§ **Lines of data**:
^^^^^^^^^^^^^^^^

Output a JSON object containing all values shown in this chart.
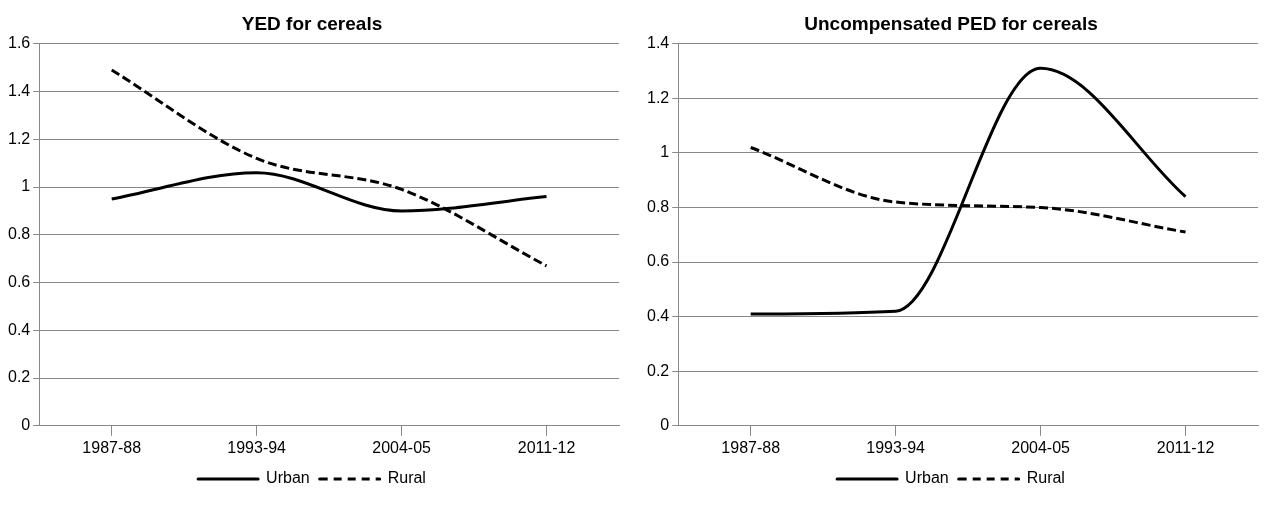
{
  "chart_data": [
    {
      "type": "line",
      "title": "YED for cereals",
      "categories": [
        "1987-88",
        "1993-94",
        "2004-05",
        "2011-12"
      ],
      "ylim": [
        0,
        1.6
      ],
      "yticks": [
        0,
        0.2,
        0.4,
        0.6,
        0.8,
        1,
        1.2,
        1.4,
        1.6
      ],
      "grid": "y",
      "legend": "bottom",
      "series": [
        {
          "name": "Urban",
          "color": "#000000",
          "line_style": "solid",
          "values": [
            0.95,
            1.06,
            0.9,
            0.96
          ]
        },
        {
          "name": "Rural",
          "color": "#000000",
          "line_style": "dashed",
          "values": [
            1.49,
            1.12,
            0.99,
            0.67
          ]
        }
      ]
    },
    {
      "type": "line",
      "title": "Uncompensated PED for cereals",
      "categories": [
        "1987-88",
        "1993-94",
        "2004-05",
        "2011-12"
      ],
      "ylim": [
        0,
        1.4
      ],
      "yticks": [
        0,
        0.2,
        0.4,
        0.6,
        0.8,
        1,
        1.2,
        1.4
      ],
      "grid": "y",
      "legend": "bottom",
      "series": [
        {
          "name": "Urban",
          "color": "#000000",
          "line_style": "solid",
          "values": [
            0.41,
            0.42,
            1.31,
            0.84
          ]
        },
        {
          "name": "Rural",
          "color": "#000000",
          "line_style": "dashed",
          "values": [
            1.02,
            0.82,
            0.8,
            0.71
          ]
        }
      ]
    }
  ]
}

^^^^^^^^^^^^^^^^

§ **PROBLEM DETAILS**: All of the entries above should be copied exactly, except for the pictures.

§ **EXPECTED OUTPUT**:
Output a JSON object containing all values shown in this chart.
{
  "chart_data": [
    {
      "type": "line",
      "title": "YED for cereals",
      "categories": [
        "1987-88",
        "1993-94",
        "2004-05",
        "2011-12"
      ],
      "ylim": [
        0,
        1.6
      ],
      "yticks": [
        0,
        0.2,
        0.4,
        0.6,
        0.8,
        1,
        1.2,
        1.4,
        1.6
      ],
      "grid": "y",
      "legend": "bottom",
      "series": [
        {
          "name": "Urban",
          "color": "#000000",
          "line_style": "solid",
          "values": [
            0.95,
            1.06,
            0.9,
            0.96
          ]
        },
        {
          "name": "Rural",
          "color": "#000000",
          "line_style": "dashed",
          "values": [
            1.49,
            1.12,
            0.99,
            0.67
          ]
        }
      ]
    },
    {
      "type": "line",
      "title": "Uncompensated PED for cereals",
      "categories": [
        "1987-88",
        "1993-94",
        "2004-05",
        "2011-12"
      ],
      "ylim": [
        0,
        1.4
      ],
      "yticks": [
        0,
        0.2,
        0.4,
        0.6,
        0.8,
        1,
        1.2,
        1.4
      ],
      "grid": "y",
      "legend": "bottom",
      "series": [
        {
          "name": "Urban",
          "color": "#000000",
          "line_style": "solid",
          "values": [
            0.41,
            0.42,
            1.31,
            0.84
          ]
        },
        {
          "name": "Rural",
          "color": "#000000",
          "line_style": "dashed",
          "values": [
            1.02,
            0.82,
            0.8,
            0.71
          ]
        }
      ]
    }
  ]
}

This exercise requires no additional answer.